> Exercise goal
How many lines of these entries hold the string "Creator"? Answer with the number alone.
— start of Recorded data —
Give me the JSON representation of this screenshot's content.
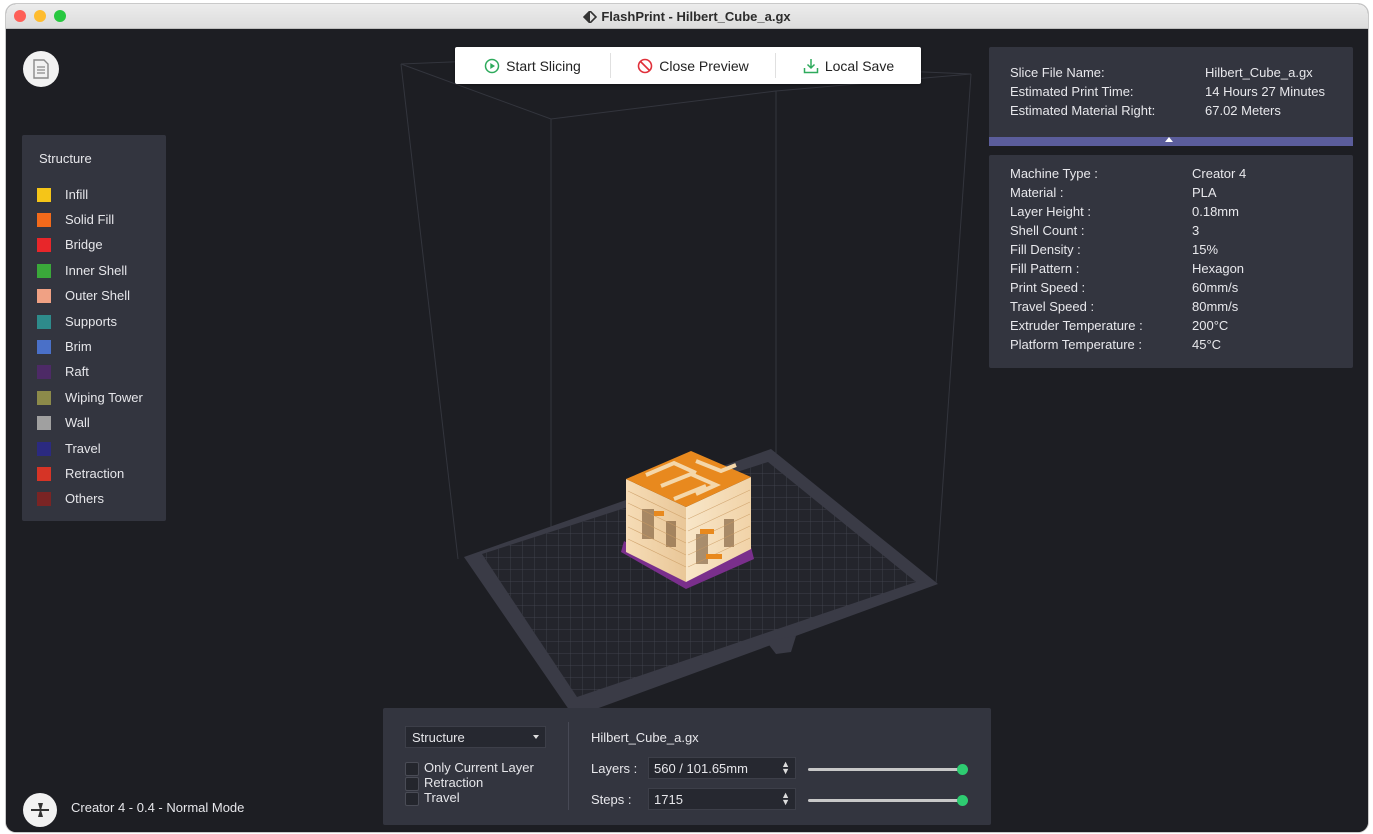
{
  "window": {
    "title": "FlashPrint - Hilbert_Cube_a.gx"
  },
  "traffic_lights": {
    "close": "#fe5f57",
    "minimize": "#febc2e",
    "maximize": "#28c840"
  },
  "toolbar": {
    "start_slicing": "Start Slicing",
    "close_preview": "Close Preview",
    "local_save": "Local Save"
  },
  "legend": {
    "title": "Structure",
    "items": [
      {
        "label": "Infill",
        "color": "#f5c518"
      },
      {
        "label": "Solid Fill",
        "color": "#f26a1b"
      },
      {
        "label": "Bridge",
        "color": "#e8262a"
      },
      {
        "label": "Inner Shell",
        "color": "#3aa83a"
      },
      {
        "label": "Outer Shell",
        "color": "#f0a184"
      },
      {
        "label": "Supports",
        "color": "#2e8b8b"
      },
      {
        "label": "Brim",
        "color": "#4a70c8"
      },
      {
        "label": "Raft",
        "color": "#4d2a66"
      },
      {
        "label": "Wiping Tower",
        "color": "#8c8a4a"
      },
      {
        "label": "Wall",
        "color": "#a0a0a0"
      },
      {
        "label": "Travel",
        "color": "#2b2a80"
      },
      {
        "label": "Retraction",
        "color": "#d63426"
      },
      {
        "label": "Others",
        "color": "#7a2424"
      }
    ]
  },
  "slice_info": [
    {
      "key": "Slice File Name:",
      "value": "Hilbert_Cube_a.gx"
    },
    {
      "key": "Estimated Print Time:",
      "value": "14 Hours 27 Minutes"
    },
    {
      "key": "Estimated Material Right:",
      "value": "67.02 Meters"
    }
  ],
  "machine_info": [
    {
      "key": "Machine Type :",
      "value": "Creator 4"
    },
    {
      "key": "Material :",
      "value": "PLA"
    },
    {
      "key": "Layer Height :",
      "value": "0.18mm"
    },
    {
      "key": "Shell Count :",
      "value": "3"
    },
    {
      "key": "Fill Density :",
      "value": "15%"
    },
    {
      "key": "Fill Pattern :",
      "value": "Hexagon"
    },
    {
      "key": "Print Speed :",
      "value": "60mm/s"
    },
    {
      "key": "Travel Speed :",
      "value": "80mm/s"
    },
    {
      "key": "Extruder Temperature :",
      "value": "200°C"
    },
    {
      "key": "Platform Temperature :",
      "value": "45°C"
    }
  ],
  "bottom_panel": {
    "view_select": "Structure",
    "checkboxes": [
      {
        "label": "Only Current Layer",
        "checked": false
      },
      {
        "label": "Retraction",
        "checked": false
      },
      {
        "label": "Travel",
        "checked": false
      }
    ],
    "file_name": "Hilbert_Cube_a.gx",
    "layers_label": "Layers :",
    "layers_value": "560 / 101.65mm",
    "layers_position": 1.0,
    "steps_label": "Steps :",
    "steps_value": "1715",
    "steps_position": 1.0,
    "accent": "#2ecc71"
  },
  "status": {
    "text": "Creator 4 - 0.4 - Normal Mode"
  }
}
— end of Recorded data —
> Exercise response
2